Without the pictures, repeat the listing character for character.

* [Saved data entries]
>>>>

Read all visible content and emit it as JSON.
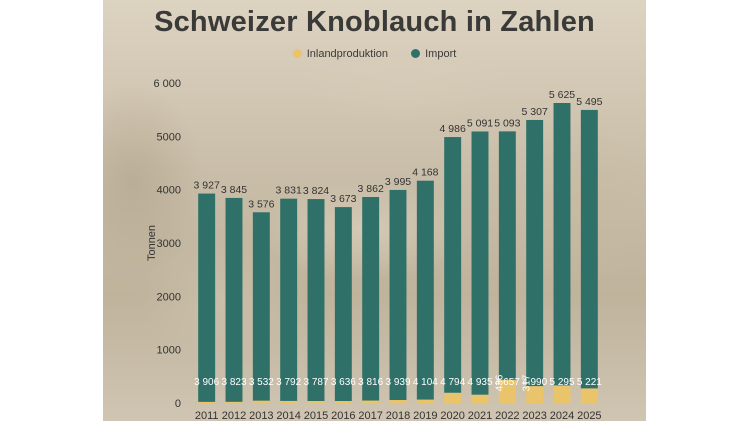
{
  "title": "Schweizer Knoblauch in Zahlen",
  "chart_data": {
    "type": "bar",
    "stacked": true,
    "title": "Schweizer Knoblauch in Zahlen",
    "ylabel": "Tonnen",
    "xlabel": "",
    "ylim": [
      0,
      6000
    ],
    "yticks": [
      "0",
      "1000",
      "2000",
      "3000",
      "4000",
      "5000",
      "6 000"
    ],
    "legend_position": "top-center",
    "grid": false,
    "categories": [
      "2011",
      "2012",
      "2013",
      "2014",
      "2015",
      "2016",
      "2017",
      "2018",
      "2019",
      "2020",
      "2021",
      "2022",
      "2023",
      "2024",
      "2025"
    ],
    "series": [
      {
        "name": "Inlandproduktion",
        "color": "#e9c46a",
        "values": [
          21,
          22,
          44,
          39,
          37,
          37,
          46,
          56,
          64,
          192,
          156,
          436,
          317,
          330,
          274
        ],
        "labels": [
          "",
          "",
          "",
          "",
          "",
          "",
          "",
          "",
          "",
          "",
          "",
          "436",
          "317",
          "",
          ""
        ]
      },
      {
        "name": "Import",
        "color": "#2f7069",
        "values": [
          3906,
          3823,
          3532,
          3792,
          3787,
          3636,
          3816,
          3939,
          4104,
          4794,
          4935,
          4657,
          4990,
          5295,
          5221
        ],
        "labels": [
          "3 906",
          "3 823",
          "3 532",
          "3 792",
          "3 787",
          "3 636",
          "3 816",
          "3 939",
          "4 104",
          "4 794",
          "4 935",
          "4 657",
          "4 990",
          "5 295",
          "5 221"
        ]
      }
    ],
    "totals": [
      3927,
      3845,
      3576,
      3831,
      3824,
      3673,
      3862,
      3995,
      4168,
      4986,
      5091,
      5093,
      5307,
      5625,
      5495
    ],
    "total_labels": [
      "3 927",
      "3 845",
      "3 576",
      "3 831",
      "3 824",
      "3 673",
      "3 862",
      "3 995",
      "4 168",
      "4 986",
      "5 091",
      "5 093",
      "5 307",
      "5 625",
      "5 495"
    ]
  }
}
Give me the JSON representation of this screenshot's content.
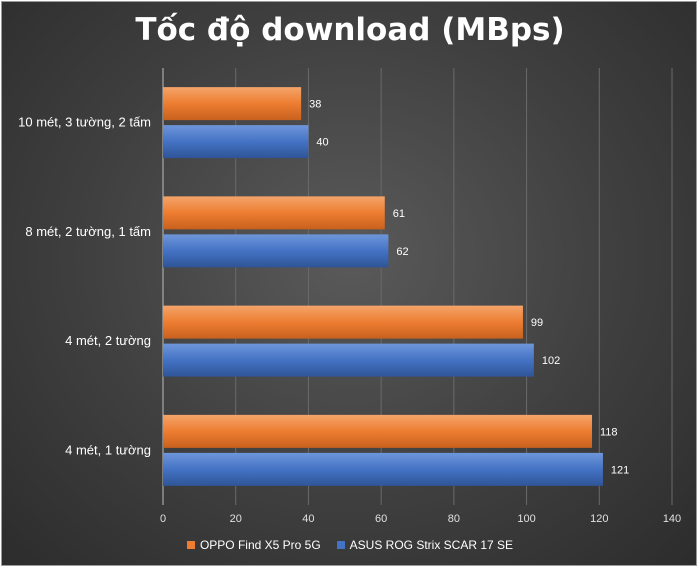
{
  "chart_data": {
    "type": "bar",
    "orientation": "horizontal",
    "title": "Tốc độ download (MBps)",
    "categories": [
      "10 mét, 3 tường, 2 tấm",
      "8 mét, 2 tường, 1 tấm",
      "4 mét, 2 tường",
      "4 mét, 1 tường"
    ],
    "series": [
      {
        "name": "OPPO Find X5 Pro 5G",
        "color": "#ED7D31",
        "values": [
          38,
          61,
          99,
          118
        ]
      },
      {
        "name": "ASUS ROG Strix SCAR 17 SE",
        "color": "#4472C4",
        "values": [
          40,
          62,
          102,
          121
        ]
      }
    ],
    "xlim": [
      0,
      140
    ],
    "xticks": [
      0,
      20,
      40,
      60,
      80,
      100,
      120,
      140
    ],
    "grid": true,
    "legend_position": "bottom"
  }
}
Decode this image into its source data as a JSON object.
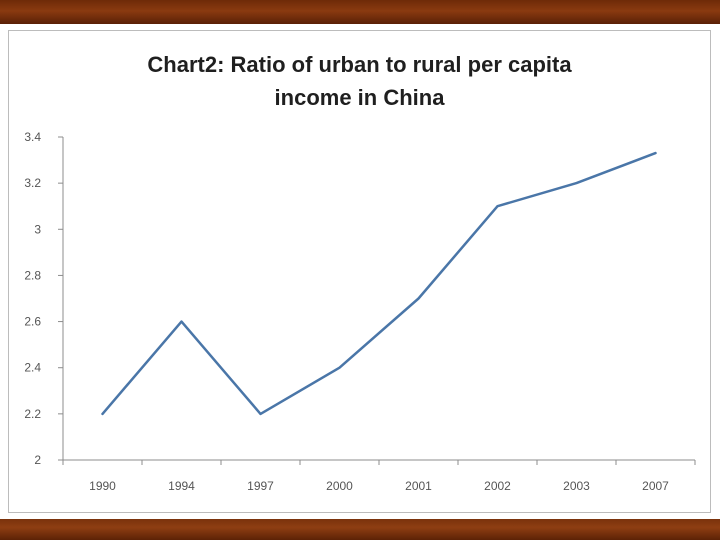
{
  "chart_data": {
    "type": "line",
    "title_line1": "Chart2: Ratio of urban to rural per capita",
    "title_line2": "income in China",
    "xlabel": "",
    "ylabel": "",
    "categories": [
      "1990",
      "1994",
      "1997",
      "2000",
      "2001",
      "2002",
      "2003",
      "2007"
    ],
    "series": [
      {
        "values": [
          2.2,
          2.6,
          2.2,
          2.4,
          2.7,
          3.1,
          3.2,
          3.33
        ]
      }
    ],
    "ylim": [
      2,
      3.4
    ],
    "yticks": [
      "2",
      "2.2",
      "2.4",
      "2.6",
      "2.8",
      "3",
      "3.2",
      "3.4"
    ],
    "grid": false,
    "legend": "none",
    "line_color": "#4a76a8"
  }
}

<<<<

* [ANSWER TO THE TASK]
Read all visible content and emit it as JSON.
{
  "title": "Schweizer Knoblauch in Zahlen",
  "chart_data": {
    "type": "bar",
    "stacked": true,
    "title": "Schweizer Knoblauch in Zahlen",
    "ylabel": "Tonnen",
    "xlabel": "",
    "ylim": [
      0,
      6000
    ],
    "yticks": [
      "0",
      "1000",
      "2000",
      "3000",
      "4000",
      "5000",
      "6 000"
    ],
    "legend_position": "top-center",
    "grid": false,
    "categories": [
      "2011",
      "2012",
      "2013",
      "2014",
      "2015",
      "2016",
      "2017",
      "2018",
      "2019",
      "2020",
      "2021",
      "2022",
      "2023",
      "2024",
      "2025"
    ],
    "series": [
      {
        "name": "Inlandproduktion",
        "color": "#e9c46a",
        "values": [
          21,
          22,
          44,
          39,
          37,
          37,
          46,
          56,
          64,
          192,
          156,
          436,
          317,
          330,
          274
        ],
        "labels": [
          "",
          "",
          "",
          "",
          "",
          "",
          "",
          "",
          "",
          "",
          "",
          "436",
          "317",
          "",
          ""
        ]
      },
      {
        "name": "Import",
        "color": "#2f7069",
        "values": [
          3906,
          3823,
          3532,
          3792,
          3787,
          3636,
          3816,
          3939,
          4104,
          4794,
          4935,
          4657,
          4990,
          5295,
          5221
        ],
        "labels": [
          "3 906",
          "3 823",
          "3 532",
          "3 792",
          "3 787",
          "3 636",
          "3 816",
          "3 939",
          "4 104",
          "4 794",
          "4 935",
          "4 657",
          "4 990",
          "5 295",
          "5 221"
        ]
      }
    ],
    "totals": [
      3927,
      3845,
      3576,
      3831,
      3824,
      3673,
      3862,
      3995,
      4168,
      4986,
      5091,
      5093,
      5307,
      5625,
      5495
    ],
    "total_labels": [
      "3 927",
      "3 845",
      "3 576",
      "3 831",
      "3 824",
      "3 673",
      "3 862",
      "3 995",
      "4 168",
      "4 986",
      "5 091",
      "5 093",
      "5 307",
      "5 625",
      "5 495"
    ]
  }
}
Give me the JSON representation of this screenshot's content.
{
  "chart_data": {
    "type": "bar",
    "orientation": "horizontal",
    "title": "Tốc độ download (MBps)",
    "categories": [
      "10 mét, 3 tường, 2 tấm",
      "8 mét, 2 tường, 1 tấm",
      "4 mét, 2 tường",
      "4 mét, 1 tường"
    ],
    "series": [
      {
        "name": "OPPO Find X5 Pro 5G",
        "color": "#ED7D31",
        "values": [
          38,
          61,
          99,
          118
        ]
      },
      {
        "name": "ASUS ROG Strix SCAR 17 SE",
        "color": "#4472C4",
        "values": [
          40,
          62,
          102,
          121
        ]
      }
    ],
    "xlim": [
      0,
      140
    ],
    "xticks": [
      0,
      20,
      40,
      60,
      80,
      100,
      120,
      140
    ],
    "grid": true,
    "legend_position": "bottom"
  }
}
Decode this image into its source data as a JSON object.
{
  "chart_data": {
    "type": "line",
    "title_line1": "Chart2: Ratio of urban to rural per capita",
    "title_line2": "income in China",
    "xlabel": "",
    "ylabel": "",
    "categories": [
      "1990",
      "1994",
      "1997",
      "2000",
      "2001",
      "2002",
      "2003",
      "2007"
    ],
    "series": [
      {
        "values": [
          2.2,
          2.6,
          2.2,
          2.4,
          2.7,
          3.1,
          3.2,
          3.33
        ]
      }
    ],
    "ylim": [
      2,
      3.4
    ],
    "yticks": [
      "2",
      "2.2",
      "2.4",
      "2.6",
      "2.8",
      "3",
      "3.2",
      "3.4"
    ],
    "grid": false,
    "legend": "none",
    "line_color": "#4a76a8"
  }
}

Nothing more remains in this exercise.